(Dataset records)
================
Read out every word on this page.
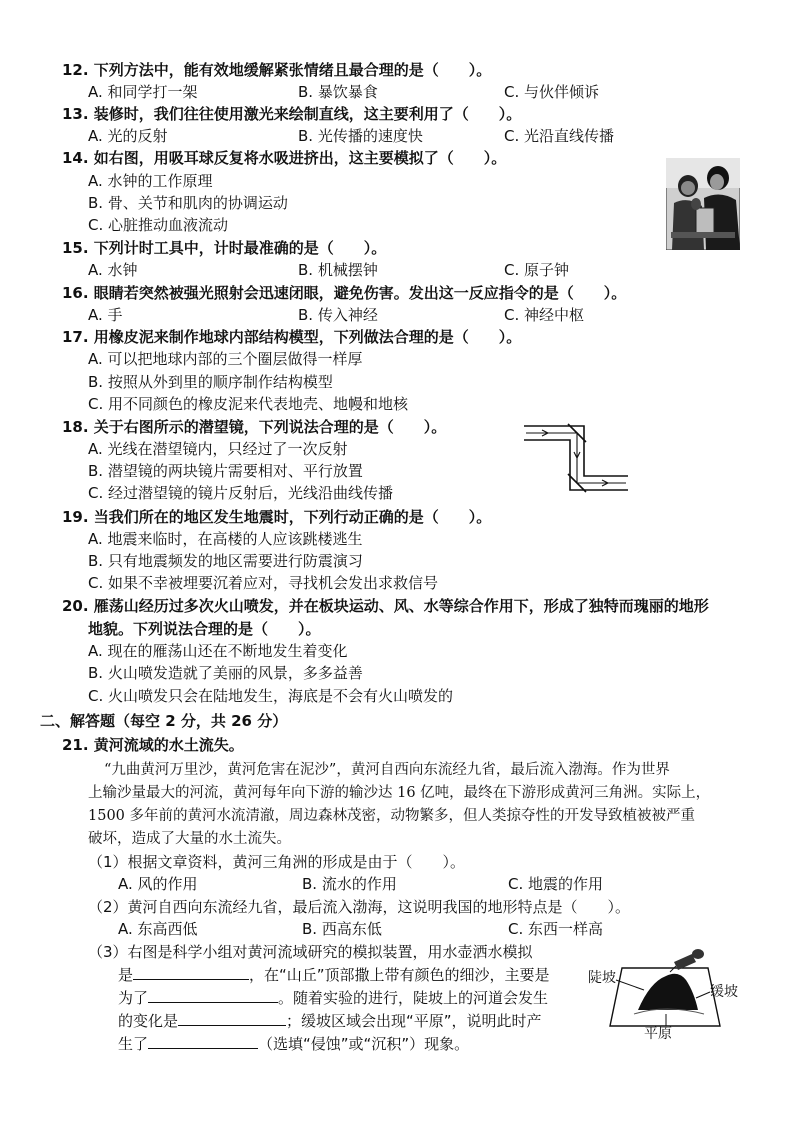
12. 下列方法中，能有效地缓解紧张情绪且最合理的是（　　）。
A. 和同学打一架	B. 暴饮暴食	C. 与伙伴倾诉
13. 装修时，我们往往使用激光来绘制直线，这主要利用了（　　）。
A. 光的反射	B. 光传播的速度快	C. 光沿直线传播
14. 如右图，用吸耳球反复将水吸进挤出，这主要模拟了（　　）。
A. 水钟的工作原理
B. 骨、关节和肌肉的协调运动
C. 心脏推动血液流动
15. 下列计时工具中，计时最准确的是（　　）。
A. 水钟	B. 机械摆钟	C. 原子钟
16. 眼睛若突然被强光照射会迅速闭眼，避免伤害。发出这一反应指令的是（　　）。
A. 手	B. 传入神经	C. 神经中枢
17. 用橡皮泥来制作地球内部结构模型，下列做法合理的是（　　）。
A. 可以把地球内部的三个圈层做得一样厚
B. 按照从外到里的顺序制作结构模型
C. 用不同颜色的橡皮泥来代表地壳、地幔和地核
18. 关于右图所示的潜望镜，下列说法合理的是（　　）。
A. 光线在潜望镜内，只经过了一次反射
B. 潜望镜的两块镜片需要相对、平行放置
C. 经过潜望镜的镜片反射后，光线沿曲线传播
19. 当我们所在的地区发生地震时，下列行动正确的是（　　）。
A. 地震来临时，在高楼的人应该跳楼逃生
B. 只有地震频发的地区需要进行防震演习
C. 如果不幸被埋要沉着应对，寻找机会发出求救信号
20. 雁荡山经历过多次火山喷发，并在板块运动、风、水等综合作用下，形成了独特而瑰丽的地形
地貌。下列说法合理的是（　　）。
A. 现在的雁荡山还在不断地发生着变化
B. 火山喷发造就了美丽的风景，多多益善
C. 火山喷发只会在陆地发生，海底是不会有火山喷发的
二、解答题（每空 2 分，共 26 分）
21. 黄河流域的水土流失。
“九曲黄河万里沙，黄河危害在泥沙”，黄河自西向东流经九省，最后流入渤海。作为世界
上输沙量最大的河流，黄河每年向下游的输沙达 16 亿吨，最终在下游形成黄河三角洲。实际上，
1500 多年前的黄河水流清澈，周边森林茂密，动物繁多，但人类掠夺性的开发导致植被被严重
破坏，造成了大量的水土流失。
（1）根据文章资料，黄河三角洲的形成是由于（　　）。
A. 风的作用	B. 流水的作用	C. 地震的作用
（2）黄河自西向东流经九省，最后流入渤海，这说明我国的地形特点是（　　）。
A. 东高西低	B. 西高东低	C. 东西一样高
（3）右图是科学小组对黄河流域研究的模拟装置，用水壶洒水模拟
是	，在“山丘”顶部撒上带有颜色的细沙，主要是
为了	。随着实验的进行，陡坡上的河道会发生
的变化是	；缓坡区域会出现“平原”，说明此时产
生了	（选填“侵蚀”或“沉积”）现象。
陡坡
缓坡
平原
================
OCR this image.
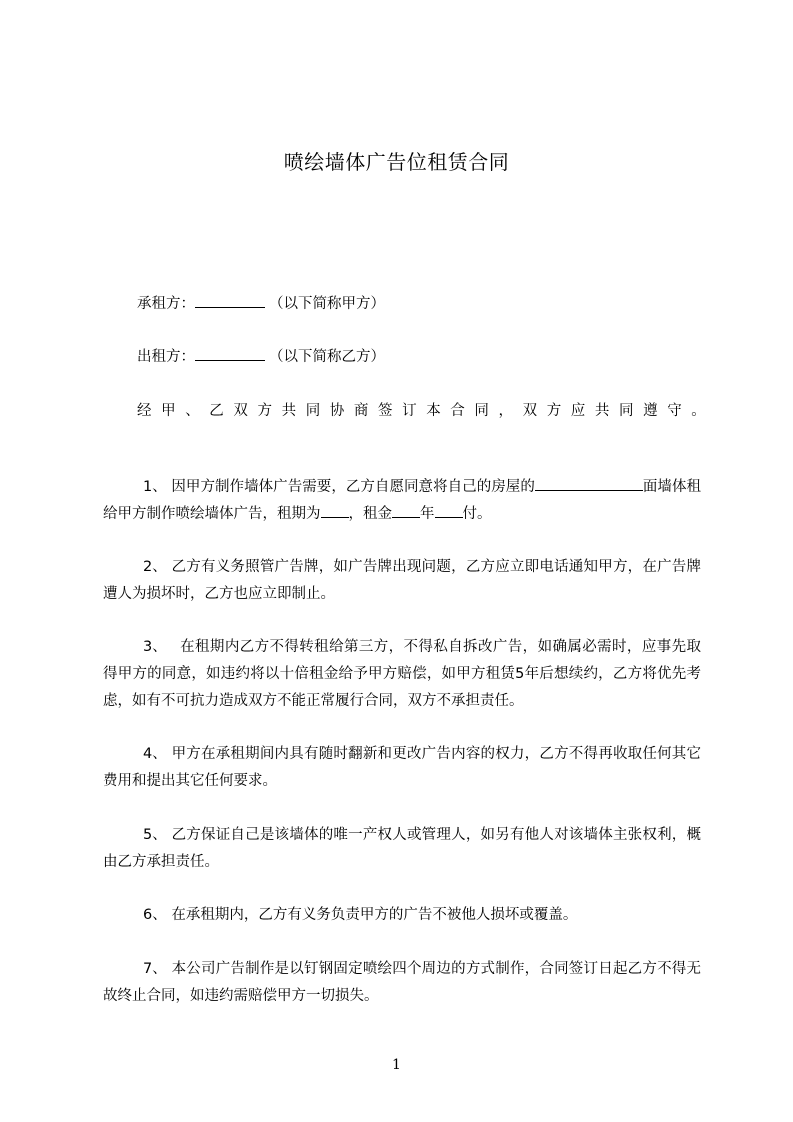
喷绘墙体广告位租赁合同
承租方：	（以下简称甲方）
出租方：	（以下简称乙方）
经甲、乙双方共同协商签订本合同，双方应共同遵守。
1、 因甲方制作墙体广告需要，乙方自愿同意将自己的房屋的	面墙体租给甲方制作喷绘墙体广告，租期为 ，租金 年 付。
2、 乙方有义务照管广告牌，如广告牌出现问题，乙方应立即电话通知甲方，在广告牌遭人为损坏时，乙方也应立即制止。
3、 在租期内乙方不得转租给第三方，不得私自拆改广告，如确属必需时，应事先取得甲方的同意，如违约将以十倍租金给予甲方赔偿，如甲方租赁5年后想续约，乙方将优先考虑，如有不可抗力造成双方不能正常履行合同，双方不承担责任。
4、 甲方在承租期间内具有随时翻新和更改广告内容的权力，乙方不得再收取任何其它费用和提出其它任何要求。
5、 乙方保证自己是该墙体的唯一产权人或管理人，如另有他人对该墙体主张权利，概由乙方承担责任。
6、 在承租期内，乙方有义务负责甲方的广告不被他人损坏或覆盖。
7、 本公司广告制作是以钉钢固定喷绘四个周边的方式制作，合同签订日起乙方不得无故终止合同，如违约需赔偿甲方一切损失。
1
================
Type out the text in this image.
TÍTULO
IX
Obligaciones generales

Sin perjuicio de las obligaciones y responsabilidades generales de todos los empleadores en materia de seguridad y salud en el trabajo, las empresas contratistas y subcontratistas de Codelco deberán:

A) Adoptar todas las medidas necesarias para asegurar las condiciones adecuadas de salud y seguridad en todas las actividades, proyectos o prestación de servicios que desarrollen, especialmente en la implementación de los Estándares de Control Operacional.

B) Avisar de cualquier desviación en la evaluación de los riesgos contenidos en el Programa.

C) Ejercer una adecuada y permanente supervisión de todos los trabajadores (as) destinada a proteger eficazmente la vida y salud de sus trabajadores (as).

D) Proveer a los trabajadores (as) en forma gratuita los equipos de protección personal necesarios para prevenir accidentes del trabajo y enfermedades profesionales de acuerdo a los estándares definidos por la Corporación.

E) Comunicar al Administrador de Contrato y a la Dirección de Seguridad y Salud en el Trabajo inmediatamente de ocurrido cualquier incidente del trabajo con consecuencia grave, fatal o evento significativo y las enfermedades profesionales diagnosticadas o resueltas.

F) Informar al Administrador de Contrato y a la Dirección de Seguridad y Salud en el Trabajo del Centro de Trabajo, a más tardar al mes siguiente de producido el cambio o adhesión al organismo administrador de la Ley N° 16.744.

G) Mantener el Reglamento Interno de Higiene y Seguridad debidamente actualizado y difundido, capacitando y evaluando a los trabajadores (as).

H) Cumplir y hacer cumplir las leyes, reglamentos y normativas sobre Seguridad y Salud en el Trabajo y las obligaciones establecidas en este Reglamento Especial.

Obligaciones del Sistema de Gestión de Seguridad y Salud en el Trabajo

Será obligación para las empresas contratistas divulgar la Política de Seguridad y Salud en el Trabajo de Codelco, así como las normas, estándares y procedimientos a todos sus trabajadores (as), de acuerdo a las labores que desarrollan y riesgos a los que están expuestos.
================
Objective:
Pull every line containing the word "最后流入渤海" out of the entries above.

Response to the exercise:
“九曲黄河万里沙，黄河危害在泥沙”，黄河自西向东流经九省，最后流入渤海。作为世界
（2）黄河自西向东流经九省，最后流入渤海，这说明我国的地形特点是（　　）。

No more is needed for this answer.